(DATASET EXCERPTS)
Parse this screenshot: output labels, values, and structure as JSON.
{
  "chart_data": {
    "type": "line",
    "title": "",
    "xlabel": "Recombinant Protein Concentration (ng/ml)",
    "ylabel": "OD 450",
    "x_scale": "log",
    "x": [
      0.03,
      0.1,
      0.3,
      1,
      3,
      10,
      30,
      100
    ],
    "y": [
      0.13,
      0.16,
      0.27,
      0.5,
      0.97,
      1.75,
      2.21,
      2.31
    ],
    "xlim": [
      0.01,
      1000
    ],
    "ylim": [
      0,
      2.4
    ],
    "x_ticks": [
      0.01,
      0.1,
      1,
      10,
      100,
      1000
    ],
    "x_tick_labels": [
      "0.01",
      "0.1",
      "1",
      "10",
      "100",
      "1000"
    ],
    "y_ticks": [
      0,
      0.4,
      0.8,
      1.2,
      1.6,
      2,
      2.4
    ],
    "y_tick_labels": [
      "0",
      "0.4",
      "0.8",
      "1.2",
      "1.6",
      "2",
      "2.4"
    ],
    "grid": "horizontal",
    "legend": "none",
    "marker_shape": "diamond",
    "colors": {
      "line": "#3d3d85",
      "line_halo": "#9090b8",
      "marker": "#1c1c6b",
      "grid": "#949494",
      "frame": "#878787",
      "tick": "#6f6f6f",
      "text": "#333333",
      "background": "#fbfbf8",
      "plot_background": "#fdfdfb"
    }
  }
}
(End DATASET EXCERPTS)
Go through the records above and retype each one exactly.

Parse this screenshot: output labels, values, and structure as JSON.
{
  "chart_data": {
    "type": "line",
    "title": "",
    "xlabel": "Recombinant Protein Concentration (ng/ml)",
    "ylabel": "OD 450",
    "x_scale": "log",
    "x": [
      0.03,
      0.1,
      0.3,
      1,
      3,
      10,
      30,
      100
    ],
    "y": [
      0.13,
      0.16,
      0.27,
      0.5,
      0.97,
      1.75,
      2.21,
      2.31
    ],
    "xlim": [
      0.01,
      1000
    ],
    "ylim": [
      0,
      2.4
    ],
    "x_ticks": [
      0.01,
      0.1,
      1,
      10,
      100,
      1000
    ],
    "x_tick_labels": [
      "0.01",
      "0.1",
      "1",
      "10",
      "100",
      "1000"
    ],
    "y_ticks": [
      0,
      0.4,
      0.8,
      1.2,
      1.6,
      2,
      2.4
    ],
    "y_tick_labels": [
      "0",
      "0.4",
      "0.8",
      "1.2",
      "1.6",
      "2",
      "2.4"
    ],
    "grid": "horizontal",
    "legend": "none",
    "marker_shape": "diamond",
    "colors": {
      "line": "#3d3d85",
      "line_halo": "#9090b8",
      "marker": "#1c1c6b",
      "grid": "#949494",
      "frame": "#878787",
      "tick": "#6f6f6f",
      "text": "#333333",
      "background": "#fbfbf8",
      "plot_background": "#fdfdfb"
    }
  }
}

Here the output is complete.